+++ The records

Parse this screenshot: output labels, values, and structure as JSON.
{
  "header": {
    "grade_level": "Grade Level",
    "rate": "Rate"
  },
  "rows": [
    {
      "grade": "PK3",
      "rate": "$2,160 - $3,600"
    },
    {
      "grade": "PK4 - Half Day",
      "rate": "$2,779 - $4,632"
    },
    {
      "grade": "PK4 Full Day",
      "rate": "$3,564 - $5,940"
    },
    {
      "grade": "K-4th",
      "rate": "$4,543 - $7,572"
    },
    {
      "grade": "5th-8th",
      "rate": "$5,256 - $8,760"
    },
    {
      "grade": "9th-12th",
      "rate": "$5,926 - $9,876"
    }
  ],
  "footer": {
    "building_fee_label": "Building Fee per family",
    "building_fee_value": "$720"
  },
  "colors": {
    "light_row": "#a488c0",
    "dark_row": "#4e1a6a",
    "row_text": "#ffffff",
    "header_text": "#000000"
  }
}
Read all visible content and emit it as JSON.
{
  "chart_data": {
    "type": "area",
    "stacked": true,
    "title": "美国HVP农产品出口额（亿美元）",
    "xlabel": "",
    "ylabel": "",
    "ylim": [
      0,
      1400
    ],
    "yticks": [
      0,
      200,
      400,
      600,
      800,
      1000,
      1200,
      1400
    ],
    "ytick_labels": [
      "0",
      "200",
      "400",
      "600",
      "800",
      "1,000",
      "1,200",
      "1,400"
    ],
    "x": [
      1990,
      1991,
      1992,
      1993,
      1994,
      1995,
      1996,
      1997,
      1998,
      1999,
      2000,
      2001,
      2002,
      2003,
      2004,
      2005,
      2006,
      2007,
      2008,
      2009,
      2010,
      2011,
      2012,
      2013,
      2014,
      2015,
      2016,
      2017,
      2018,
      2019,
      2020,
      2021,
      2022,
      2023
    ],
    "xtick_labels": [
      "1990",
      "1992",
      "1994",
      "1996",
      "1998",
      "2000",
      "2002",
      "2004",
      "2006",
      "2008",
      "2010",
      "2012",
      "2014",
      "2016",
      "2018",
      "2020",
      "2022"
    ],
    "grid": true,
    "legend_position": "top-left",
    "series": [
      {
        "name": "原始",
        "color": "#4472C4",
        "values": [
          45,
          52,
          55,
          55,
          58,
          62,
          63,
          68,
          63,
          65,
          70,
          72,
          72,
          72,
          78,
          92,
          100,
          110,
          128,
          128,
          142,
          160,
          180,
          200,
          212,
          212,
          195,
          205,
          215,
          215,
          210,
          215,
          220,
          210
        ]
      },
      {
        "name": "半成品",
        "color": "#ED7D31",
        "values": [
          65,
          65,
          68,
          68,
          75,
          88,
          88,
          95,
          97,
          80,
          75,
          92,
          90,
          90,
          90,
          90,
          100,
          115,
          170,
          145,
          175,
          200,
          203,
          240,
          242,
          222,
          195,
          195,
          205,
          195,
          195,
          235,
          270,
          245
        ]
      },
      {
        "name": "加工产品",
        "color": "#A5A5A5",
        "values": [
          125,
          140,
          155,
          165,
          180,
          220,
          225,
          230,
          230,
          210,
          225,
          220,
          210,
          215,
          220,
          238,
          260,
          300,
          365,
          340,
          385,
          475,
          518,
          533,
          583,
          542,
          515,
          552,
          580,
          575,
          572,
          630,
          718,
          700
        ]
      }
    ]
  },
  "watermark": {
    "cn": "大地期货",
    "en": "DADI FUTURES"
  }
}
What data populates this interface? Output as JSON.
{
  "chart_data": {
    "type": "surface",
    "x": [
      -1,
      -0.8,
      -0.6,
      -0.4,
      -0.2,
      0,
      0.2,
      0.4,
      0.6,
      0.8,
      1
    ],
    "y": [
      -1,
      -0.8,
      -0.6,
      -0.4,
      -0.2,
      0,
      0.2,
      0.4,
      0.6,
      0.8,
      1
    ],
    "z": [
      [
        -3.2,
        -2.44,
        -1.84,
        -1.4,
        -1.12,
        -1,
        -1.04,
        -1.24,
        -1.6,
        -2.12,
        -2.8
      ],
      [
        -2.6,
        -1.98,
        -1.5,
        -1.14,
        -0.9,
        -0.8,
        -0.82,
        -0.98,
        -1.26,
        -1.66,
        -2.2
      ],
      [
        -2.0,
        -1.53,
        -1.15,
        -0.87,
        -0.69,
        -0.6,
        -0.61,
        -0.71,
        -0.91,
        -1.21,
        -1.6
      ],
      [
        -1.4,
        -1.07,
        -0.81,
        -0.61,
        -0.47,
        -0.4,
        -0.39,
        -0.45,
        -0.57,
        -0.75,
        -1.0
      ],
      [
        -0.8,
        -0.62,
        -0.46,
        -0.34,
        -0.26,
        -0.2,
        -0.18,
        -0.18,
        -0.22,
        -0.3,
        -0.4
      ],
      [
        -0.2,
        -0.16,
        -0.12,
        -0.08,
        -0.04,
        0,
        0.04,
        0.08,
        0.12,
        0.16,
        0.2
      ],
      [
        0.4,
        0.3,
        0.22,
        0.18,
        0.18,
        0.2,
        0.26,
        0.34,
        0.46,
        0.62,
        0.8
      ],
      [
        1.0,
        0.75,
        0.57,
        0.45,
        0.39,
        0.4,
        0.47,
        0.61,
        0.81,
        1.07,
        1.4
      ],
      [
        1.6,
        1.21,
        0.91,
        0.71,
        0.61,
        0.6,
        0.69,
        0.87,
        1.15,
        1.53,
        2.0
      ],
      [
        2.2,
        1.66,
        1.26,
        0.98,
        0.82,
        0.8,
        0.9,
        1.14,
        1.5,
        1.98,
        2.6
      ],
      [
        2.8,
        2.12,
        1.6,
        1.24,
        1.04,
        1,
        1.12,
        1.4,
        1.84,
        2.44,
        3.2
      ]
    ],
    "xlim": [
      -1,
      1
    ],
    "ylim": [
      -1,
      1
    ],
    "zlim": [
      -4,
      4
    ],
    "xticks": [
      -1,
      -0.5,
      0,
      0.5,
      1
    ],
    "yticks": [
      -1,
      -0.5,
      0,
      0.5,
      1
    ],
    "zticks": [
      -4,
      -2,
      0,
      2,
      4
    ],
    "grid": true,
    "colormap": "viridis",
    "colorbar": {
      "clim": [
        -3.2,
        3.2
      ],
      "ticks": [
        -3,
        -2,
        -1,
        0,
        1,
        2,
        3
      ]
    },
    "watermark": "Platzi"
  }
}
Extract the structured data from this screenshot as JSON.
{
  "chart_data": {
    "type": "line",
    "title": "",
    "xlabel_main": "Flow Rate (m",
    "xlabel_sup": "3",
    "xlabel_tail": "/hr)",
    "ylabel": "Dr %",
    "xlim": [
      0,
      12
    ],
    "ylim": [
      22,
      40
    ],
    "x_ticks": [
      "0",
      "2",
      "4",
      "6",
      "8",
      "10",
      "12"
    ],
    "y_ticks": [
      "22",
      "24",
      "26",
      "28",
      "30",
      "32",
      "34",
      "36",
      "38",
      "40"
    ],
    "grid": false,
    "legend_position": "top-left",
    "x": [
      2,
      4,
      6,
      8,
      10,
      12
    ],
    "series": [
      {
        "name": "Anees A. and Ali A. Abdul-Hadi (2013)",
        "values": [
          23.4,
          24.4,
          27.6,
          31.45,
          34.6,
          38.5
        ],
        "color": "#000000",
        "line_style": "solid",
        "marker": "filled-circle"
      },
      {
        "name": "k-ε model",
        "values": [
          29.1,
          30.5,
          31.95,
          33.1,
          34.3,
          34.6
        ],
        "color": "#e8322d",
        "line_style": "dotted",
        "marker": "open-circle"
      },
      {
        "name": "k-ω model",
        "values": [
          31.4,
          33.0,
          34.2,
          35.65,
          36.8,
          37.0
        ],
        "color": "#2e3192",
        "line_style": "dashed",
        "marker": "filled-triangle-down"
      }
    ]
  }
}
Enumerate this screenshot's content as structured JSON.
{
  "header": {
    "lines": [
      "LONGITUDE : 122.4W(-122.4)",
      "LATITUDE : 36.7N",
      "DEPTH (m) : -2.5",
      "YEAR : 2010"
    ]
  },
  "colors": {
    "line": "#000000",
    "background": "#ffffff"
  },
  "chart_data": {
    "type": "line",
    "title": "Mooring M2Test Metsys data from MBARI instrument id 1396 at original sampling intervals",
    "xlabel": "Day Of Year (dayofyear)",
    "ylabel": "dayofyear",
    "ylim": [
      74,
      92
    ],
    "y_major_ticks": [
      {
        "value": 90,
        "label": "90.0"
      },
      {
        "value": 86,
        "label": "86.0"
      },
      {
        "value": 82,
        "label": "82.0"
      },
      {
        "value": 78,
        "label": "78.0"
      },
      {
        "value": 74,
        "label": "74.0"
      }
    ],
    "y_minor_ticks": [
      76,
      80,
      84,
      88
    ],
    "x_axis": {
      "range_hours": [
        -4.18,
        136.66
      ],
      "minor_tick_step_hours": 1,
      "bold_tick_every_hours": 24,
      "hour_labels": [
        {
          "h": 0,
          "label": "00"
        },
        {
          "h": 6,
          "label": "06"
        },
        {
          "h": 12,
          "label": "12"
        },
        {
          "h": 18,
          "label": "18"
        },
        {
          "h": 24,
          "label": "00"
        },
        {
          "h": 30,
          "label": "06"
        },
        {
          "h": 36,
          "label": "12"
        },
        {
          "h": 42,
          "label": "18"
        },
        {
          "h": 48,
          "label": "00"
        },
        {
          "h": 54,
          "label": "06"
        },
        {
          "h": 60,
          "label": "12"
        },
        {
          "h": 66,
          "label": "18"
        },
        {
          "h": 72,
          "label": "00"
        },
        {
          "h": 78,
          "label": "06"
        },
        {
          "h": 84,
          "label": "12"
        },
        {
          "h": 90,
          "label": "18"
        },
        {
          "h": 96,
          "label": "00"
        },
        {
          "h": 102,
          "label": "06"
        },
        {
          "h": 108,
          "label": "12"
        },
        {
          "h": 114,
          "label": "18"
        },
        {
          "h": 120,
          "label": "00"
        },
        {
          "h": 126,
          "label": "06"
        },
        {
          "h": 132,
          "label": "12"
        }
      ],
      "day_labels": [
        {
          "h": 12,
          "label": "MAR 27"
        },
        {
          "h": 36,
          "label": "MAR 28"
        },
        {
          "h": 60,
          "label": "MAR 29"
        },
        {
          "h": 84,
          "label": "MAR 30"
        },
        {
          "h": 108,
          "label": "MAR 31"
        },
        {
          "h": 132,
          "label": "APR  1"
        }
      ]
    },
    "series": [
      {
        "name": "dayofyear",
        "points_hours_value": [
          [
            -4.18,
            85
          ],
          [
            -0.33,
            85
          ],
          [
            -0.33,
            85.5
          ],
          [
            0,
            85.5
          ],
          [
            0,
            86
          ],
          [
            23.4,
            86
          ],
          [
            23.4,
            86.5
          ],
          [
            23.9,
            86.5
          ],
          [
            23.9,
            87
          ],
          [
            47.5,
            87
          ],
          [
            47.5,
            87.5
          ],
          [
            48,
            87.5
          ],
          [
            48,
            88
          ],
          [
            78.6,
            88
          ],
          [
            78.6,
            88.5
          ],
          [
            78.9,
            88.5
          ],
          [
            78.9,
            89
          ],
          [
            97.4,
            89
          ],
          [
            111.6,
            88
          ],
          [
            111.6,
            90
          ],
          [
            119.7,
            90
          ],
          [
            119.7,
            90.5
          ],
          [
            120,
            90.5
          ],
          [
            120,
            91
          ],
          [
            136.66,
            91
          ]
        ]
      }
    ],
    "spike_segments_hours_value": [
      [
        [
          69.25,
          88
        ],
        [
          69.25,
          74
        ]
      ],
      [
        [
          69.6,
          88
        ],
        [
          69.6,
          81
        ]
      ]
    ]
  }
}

++++++

* _The task_: List each line of the records that holds the string "content".

* _Task output_:
Read all visible content and emit it as JSON.
Enumerate this screenshot's content as structured JSON.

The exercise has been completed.